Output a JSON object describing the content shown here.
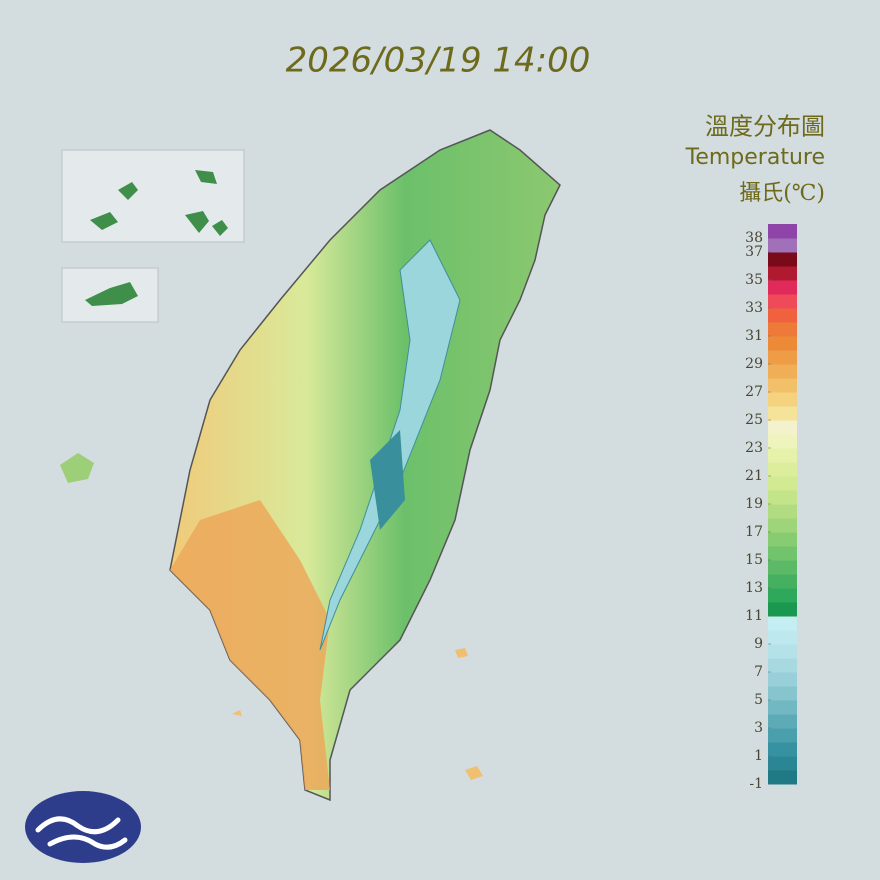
{
  "title": "2026/03/19 14:00",
  "legend": {
    "title": "溫度分布圖",
    "subtitle": "Temperature",
    "unit": "攝氏(℃)",
    "range": [
      -1,
      39
    ],
    "ticks": [
      38,
      37,
      35,
      33,
      31,
      29,
      27,
      25,
      23,
      21,
      19,
      17,
      15,
      13,
      11,
      9,
      7,
      5,
      3,
      1,
      -1
    ],
    "colors": [
      "#1f7a86",
      "#2a8693",
      "#3692a0",
      "#4a9fac",
      "#5eabb8",
      "#72b8c3",
      "#86c4ce",
      "#98cfd8",
      "#a8d9e1",
      "#b4e2e8",
      "#bce8ee",
      "#c4eef2",
      "#1a9850",
      "#2ea85a",
      "#45b060",
      "#5cba66",
      "#72c46c",
      "#88cc72",
      "#9ed47a",
      "#b2dc82",
      "#c4e48a",
      "#d2ea92",
      "#dcee9c",
      "#e6f2aa",
      "#eef4bc",
      "#f4f2cc",
      "#f5e39a",
      "#f4d27e",
      "#f2c068",
      "#f0ae56",
      "#ee9c46",
      "#ec8a38",
      "#ee7a3a",
      "#f0623e",
      "#ee4a5a",
      "#e02a5a",
      "#b01a30",
      "#7a0a1a",
      "#a070b8",
      "#8e44a8"
    ]
  }
}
....
- **Stated goal**:
Write out the whole listing exactly, and drop the pictures.

- **Solution to this problem**:
Output a JSON object describing the content shown here.
{
  "title": "2026/03/19 14:00",
  "legend": {
    "title": "溫度分布圖",
    "subtitle": "Temperature",
    "unit": "攝氏(℃)",
    "range": [
      -1,
      39
    ],
    "ticks": [
      38,
      37,
      35,
      33,
      31,
      29,
      27,
      25,
      23,
      21,
      19,
      17,
      15,
      13,
      11,
      9,
      7,
      5,
      3,
      1,
      -1
    ],
    "colors": [
      "#1f7a86",
      "#2a8693",
      "#3692a0",
      "#4a9fac",
      "#5eabb8",
      "#72b8c3",
      "#86c4ce",
      "#98cfd8",
      "#a8d9e1",
      "#b4e2e8",
      "#bce8ee",
      "#c4eef2",
      "#1a9850",
      "#2ea85a",
      "#45b060",
      "#5cba66",
      "#72c46c",
      "#88cc72",
      "#9ed47a",
      "#b2dc82",
      "#c4e48a",
      "#d2ea92",
      "#dcee9c",
      "#e6f2aa",
      "#eef4bc",
      "#f4f2cc",
      "#f5e39a",
      "#f4d27e",
      "#f2c068",
      "#f0ae56",
      "#ee9c46",
      "#ec8a38",
      "#ee7a3a",
      "#f0623e",
      "#ee4a5a",
      "#e02a5a",
      "#b01a30",
      "#7a0a1a",
      "#a070b8",
      "#8e44a8"
    ]
  }
}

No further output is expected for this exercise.